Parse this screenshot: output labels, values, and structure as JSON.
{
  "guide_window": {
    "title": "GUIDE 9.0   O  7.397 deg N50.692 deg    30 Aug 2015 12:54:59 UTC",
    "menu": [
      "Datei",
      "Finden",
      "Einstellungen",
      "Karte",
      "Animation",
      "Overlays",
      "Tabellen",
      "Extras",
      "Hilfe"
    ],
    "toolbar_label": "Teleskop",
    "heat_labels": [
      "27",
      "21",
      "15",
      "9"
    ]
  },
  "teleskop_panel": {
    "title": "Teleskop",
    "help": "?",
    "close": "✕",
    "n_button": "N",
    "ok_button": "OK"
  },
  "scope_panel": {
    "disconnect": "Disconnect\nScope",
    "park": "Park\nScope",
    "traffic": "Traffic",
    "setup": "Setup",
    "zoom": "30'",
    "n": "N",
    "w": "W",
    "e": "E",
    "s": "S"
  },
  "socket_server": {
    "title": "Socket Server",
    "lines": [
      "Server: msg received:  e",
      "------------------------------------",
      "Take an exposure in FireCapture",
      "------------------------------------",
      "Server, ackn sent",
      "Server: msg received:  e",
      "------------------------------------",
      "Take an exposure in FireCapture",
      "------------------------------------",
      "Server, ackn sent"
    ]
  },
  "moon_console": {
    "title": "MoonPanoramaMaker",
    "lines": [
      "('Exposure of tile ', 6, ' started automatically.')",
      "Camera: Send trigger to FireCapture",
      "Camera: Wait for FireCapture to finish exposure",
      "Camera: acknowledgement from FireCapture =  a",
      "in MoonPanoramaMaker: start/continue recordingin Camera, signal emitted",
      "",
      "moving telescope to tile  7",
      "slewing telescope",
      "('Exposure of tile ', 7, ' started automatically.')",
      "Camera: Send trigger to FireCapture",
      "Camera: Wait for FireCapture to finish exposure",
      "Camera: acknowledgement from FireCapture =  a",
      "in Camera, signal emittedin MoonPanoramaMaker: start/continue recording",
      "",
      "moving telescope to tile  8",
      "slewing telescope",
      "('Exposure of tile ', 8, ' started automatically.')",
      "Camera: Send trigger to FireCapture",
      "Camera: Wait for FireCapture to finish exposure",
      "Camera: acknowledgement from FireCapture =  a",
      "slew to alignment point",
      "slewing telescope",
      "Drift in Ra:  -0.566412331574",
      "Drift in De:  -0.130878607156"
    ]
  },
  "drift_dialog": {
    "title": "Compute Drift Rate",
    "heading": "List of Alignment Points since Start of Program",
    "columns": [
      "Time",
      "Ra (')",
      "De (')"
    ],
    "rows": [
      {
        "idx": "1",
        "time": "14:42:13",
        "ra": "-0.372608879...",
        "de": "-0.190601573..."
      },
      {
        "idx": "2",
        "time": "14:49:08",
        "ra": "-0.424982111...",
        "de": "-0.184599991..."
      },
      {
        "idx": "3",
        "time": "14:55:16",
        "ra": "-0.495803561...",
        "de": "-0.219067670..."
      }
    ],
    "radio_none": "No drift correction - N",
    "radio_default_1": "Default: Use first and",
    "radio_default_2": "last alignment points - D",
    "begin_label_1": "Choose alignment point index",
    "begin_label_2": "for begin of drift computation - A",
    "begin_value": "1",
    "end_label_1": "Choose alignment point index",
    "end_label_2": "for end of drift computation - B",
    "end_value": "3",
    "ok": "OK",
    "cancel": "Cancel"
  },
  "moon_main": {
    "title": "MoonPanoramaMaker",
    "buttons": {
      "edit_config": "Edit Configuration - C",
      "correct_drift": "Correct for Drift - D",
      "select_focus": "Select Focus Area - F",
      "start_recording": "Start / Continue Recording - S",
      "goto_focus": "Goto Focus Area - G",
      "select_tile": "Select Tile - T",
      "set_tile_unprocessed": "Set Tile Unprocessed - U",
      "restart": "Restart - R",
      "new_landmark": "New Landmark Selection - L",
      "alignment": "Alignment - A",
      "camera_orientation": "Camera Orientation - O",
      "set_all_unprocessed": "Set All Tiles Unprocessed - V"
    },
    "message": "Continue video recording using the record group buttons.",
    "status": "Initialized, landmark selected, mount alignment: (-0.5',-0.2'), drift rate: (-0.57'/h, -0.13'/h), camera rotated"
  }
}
--------------------------------------------------
What is required →
Transcribe the material above word for word.

Answer →
Parse this screenshot: output labels, values, and structure as JSON.
{
  "guide_window": {
    "title": "GUIDE 9.0   O  7.397 deg N50.692 deg    30 Aug 2015 12:54:59 UTC",
    "menu": [
      "Datei",
      "Finden",
      "Einstellungen",
      "Karte",
      "Animation",
      "Overlays",
      "Tabellen",
      "Extras",
      "Hilfe"
    ],
    "toolbar_label": "Teleskop",
    "heat_labels": [
      "27",
      "21",
      "15",
      "9"
    ]
  },
  "teleskop_panel": {
    "title": "Teleskop",
    "help": "?",
    "close": "✕",
    "n_button": "N",
    "ok_button": "OK"
  },
  "scope_panel": {
    "disconnect": "Disconnect\nScope",
    "park": "Park\nScope",
    "traffic": "Traffic",
    "setup": "Setup",
    "zoom": "30'",
    "n": "N",
    "w": "W",
    "e": "E",
    "s": "S"
  },
  "socket_server": {
    "title": "Socket Server",
    "lines": [
      "Server: msg received:  e",
      "------------------------------------",
      "Take an exposure in FireCapture",
      "------------------------------------",
      "Server, ackn sent",
      "Server: msg received:  e",
      "------------------------------------",
      "Take an exposure in FireCapture",
      "------------------------------------",
      "Server, ackn sent"
    ]
  },
  "moon_console": {
    "title": "MoonPanoramaMaker",
    "lines": [
      "('Exposure of tile ', 6, ' started automatically.')",
      "Camera: Send trigger to FireCapture",
      "Camera: Wait for FireCapture to finish exposure",
      "Camera: acknowledgement from FireCapture =  a",
      "in MoonPanoramaMaker: start/continue recordingin Camera, signal emitted",
      "",
      "moving telescope to tile  7",
      "slewing telescope",
      "('Exposure of tile ', 7, ' started automatically.')",
      "Camera: Send trigger to FireCapture",
      "Camera: Wait for FireCapture to finish exposure",
      "Camera: acknowledgement from FireCapture =  a",
      "in Camera, signal emittedin MoonPanoramaMaker: start/continue recording",
      "",
      "moving telescope to tile  8",
      "slewing telescope",
      "('Exposure of tile ', 8, ' started automatically.')",
      "Camera: Send trigger to FireCapture",
      "Camera: Wait for FireCapture to finish exposure",
      "Camera: acknowledgement from FireCapture =  a",
      "slew to alignment point",
      "slewing telescope",
      "Drift in Ra:  -0.566412331574",
      "Drift in De:  -0.130878607156"
    ]
  },
  "drift_dialog": {
    "title": "Compute Drift Rate",
    "heading": "List of Alignment Points since Start of Program",
    "columns": [
      "Time",
      "Ra (')",
      "De (')"
    ],
    "rows": [
      {
        "idx": "1",
        "time": "14:42:13",
        "ra": "-0.372608879...",
        "de": "-0.190601573..."
      },
      {
        "idx": "2",
        "time": "14:49:08",
        "ra": "-0.424982111...",
        "de": "-0.184599991..."
      },
      {
        "idx": "3",
        "time": "14:55:16",
        "ra": "-0.495803561...",
        "de": "-0.219067670..."
      }
    ],
    "radio_none": "No drift correction - N",
    "radio_default_1": "Default: Use first and",
    "radio_default_2": "last alignment points - D",
    "begin_label_1": "Choose alignment point index",
    "begin_label_2": "for begin of drift computation - A",
    "begin_value": "1",
    "end_label_1": "Choose alignment point index",
    "end_label_2": "for end of drift computation - B",
    "end_value": "3",
    "ok": "OK",
    "cancel": "Cancel"
  },
  "moon_main": {
    "title": "MoonPanoramaMaker",
    "buttons": {
      "edit_config": "Edit Configuration - C",
      "correct_drift": "Correct for Drift - D",
      "select_focus": "Select Focus Area - F",
      "start_recording": "Start / Continue Recording - S",
      "goto_focus": "Goto Focus Area - G",
      "select_tile": "Select Tile - T",
      "set_tile_unprocessed": "Set Tile Unprocessed - U",
      "restart": "Restart - R",
      "new_landmark": "New Landmark Selection - L",
      "alignment": "Alignment - A",
      "camera_orientation": "Camera Orientation - O",
      "set_all_unprocessed": "Set All Tiles Unprocessed - V"
    },
    "message": "Continue video recording using the record group buttons.",
    "status": "Initialized, landmark selected, mount alignment: (-0.5',-0.2'), drift rate: (-0.57'/h, -0.13'/h), camera rotated"
  }
}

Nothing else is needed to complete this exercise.